• YOUR OBJECTIVE
Word for word, restate every line of the material.

'''

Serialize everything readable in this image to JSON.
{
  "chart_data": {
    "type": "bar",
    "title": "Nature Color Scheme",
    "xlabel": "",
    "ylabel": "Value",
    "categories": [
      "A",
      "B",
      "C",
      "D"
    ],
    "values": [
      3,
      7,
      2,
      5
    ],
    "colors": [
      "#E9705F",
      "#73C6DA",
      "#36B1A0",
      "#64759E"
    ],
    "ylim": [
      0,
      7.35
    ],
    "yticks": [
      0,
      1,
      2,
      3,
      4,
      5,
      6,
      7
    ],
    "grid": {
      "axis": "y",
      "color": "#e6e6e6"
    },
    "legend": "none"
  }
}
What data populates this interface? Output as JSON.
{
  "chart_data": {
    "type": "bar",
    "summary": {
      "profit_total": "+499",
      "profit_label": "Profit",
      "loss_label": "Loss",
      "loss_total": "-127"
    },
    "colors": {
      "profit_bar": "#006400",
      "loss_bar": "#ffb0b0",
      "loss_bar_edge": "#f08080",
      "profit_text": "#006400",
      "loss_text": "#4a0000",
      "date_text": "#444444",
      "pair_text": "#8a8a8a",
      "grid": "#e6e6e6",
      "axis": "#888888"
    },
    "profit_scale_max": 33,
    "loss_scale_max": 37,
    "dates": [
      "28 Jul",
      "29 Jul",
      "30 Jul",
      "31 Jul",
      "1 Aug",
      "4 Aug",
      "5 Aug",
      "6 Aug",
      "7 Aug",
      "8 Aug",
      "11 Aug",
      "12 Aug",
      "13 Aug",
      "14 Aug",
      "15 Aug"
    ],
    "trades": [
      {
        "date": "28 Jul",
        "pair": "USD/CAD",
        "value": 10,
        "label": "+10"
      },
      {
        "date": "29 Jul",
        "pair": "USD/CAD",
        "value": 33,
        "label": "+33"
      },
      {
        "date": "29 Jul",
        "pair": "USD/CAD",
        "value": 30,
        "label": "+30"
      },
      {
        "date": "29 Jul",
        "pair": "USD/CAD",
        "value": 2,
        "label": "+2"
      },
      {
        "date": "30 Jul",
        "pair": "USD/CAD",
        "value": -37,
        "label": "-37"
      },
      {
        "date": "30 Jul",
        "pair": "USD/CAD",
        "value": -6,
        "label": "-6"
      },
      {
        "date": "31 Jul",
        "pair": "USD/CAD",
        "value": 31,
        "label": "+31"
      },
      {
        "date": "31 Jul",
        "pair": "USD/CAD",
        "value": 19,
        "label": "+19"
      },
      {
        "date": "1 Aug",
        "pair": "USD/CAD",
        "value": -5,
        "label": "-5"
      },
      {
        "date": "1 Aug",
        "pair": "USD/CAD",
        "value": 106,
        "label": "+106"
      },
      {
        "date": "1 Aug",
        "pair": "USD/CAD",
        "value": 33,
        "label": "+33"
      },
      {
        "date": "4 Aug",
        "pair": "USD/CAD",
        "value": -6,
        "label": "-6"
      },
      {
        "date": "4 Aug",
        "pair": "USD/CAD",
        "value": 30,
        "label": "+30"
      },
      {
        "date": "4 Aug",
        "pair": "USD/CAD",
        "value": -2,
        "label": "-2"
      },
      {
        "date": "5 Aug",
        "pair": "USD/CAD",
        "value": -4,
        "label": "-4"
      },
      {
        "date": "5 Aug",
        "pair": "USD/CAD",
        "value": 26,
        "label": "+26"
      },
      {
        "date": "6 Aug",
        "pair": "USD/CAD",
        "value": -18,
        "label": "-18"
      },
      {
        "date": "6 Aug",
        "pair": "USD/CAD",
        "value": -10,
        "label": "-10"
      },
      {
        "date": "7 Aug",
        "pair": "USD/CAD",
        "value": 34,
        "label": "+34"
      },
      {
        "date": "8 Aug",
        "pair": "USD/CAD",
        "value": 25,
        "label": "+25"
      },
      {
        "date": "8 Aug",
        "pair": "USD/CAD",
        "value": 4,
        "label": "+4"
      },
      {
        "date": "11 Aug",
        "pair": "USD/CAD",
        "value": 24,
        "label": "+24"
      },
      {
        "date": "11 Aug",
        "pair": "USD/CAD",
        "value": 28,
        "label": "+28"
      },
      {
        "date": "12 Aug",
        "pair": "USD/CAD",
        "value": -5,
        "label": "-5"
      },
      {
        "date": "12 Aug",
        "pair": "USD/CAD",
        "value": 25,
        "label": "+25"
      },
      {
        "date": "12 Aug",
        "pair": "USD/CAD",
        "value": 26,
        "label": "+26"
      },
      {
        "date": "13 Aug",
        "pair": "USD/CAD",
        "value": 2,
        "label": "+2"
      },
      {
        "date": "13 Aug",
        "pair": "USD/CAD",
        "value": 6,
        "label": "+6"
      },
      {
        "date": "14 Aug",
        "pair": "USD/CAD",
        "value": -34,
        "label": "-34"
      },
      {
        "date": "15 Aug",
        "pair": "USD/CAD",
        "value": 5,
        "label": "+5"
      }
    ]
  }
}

'''

• SOLUTION
Serialize everything readable in this image to JSON.
{
  "chart_data": {
    "type": "bar",
    "title": "Nature Color Scheme",
    "xlabel": "",
    "ylabel": "Value",
    "categories": [
      "A",
      "B",
      "C",
      "D"
    ],
    "values": [
      3,
      7,
      2,
      5
    ],
    "colors": [
      "#E9705F",
      "#73C6DA",
      "#36B1A0",
      "#64759E"
    ],
    "ylim": [
      0,
      7.35
    ],
    "yticks": [
      0,
      1,
      2,
      3,
      4,
      5,
      6,
      7
    ],
    "grid": {
      "axis": "y",
      "color": "#e6e6e6"
    },
    "legend": "none"
  }
}
What data populates this interface? Output as JSON.
{
  "chart_data": {
    "type": "bar",
    "summary": {
      "profit_total": "+499",
      "profit_label": "Profit",
      "loss_label": "Loss",
      "loss_total": "-127"
    },
    "colors": {
      "profit_bar": "#006400",
      "loss_bar": "#ffb0b0",
      "loss_bar_edge": "#f08080",
      "profit_text": "#006400",
      "loss_text": "#4a0000",
      "date_text": "#444444",
      "pair_text": "#8a8a8a",
      "grid": "#e6e6e6",
      "axis": "#888888"
    },
    "profit_scale_max": 33,
    "loss_scale_max": 37,
    "dates": [
      "28 Jul",
      "29 Jul",
      "30 Jul",
      "31 Jul",
      "1 Aug",
      "4 Aug",
      "5 Aug",
      "6 Aug",
      "7 Aug",
      "8 Aug",
      "11 Aug",
      "12 Aug",
      "13 Aug",
      "14 Aug",
      "15 Aug"
    ],
    "trades": [
      {
        "date": "28 Jul",
        "pair": "USD/CAD",
        "value": 10,
        "label": "+10"
      },
      {
        "date": "29 Jul",
        "pair": "USD/CAD",
        "value": 33,
        "label": "+33"
      },
      {
        "date": "29 Jul",
        "pair": "USD/CAD",
        "value": 30,
        "label": "+30"
      },
      {
        "date": "29 Jul",
        "pair": "USD/CAD",
        "value": 2,
        "label": "+2"
      },
      {
        "date": "30 Jul",
        "pair": "USD/CAD",
        "value": -37,
        "label": "-37"
      },
      {
        "date": "30 Jul",
        "pair": "USD/CAD",
        "value": -6,
        "label": "-6"
      },
      {
        "date": "31 Jul",
        "pair": "USD/CAD",
        "value": 31,
        "label": "+31"
      },
      {
        "date": "31 Jul",
        "pair": "USD/CAD",
        "value": 19,
        "label": "+19"
      },
      {
        "date": "1 Aug",
        "pair": "USD/CAD",
        "value": -5,
        "label": "-5"
      },
      {
        "date": "1 Aug",
        "pair": "USD/CAD",
        "value": 106,
        "label": "+106"
      },
      {
        "date": "1 Aug",
        "pair": "USD/CAD",
        "value": 33,
        "label": "+33"
      },
      {
        "date": "4 Aug",
        "pair": "USD/CAD",
        "value": -6,
        "label": "-6"
      },
      {
        "date": "4 Aug",
        "pair": "USD/CAD",
        "value": 30,
        "label": "+30"
      },
      {
        "date": "4 Aug",
        "pair": "USD/CAD",
        "value": -2,
        "label": "-2"
      },
      {
        "date": "5 Aug",
        "pair": "USD/CAD",
        "value": -4,
        "label": "-4"
      },
      {
        "date": "5 Aug",
        "pair": "USD/CAD",
        "value": 26,
        "label": "+26"
      },
      {
        "date": "6 Aug",
        "pair": "USD/CAD",
        "value": -18,
        "label": "-18"
      },
      {
        "date": "6 Aug",
        "pair": "USD/CAD",
        "value": -10,
        "label": "-10"
      },
      {
        "date": "7 Aug",
        "pair": "USD/CAD",
        "value": 34,
        "label": "+34"
      },
      {
        "date": "8 Aug",
        "pair": "USD/CAD",
        "value": 25,
        "label": "+25"
      },
      {
        "date": "8 Aug",
        "pair": "USD/CAD",
        "value": 4,
        "label": "+4"
      },
      {
        "date": "11 Aug",
        "pair": "USD/CAD",
        "value": 24,
        "label": "+24"
      },
      {
        "date": "11 Aug",
        "pair": "USD/CAD",
        "value": 28,
        "label": "+28"
      },
      {
        "date": "12 Aug",
        "pair": "USD/CAD",
        "value": -5,
        "label": "-5"
      },
      {
        "date": "12 Aug",
        "pair": "USD/CAD",
        "value": 25,
        "label": "+25"
      },
      {
        "date": "12 Aug",
        "pair": "USD/CAD",
        "value": 26,
        "label": "+26"
      },
      {
        "date": "13 Aug",
        "pair": "USD/CAD",
        "value": 2,
        "label": "+2"
      },
      {
        "date": "13 Aug",
        "pair": "USD/CAD",
        "value": 6,
        "label": "+6"
      },
      {
        "date": "14 Aug",
        "pair": "USD/CAD",
        "value": -34,
        "label": "-34"
      },
      {
        "date": "15 Aug",
        "pair": "USD/CAD",
        "value": 5,
        "label": "+5"
      }
    ]
  }
}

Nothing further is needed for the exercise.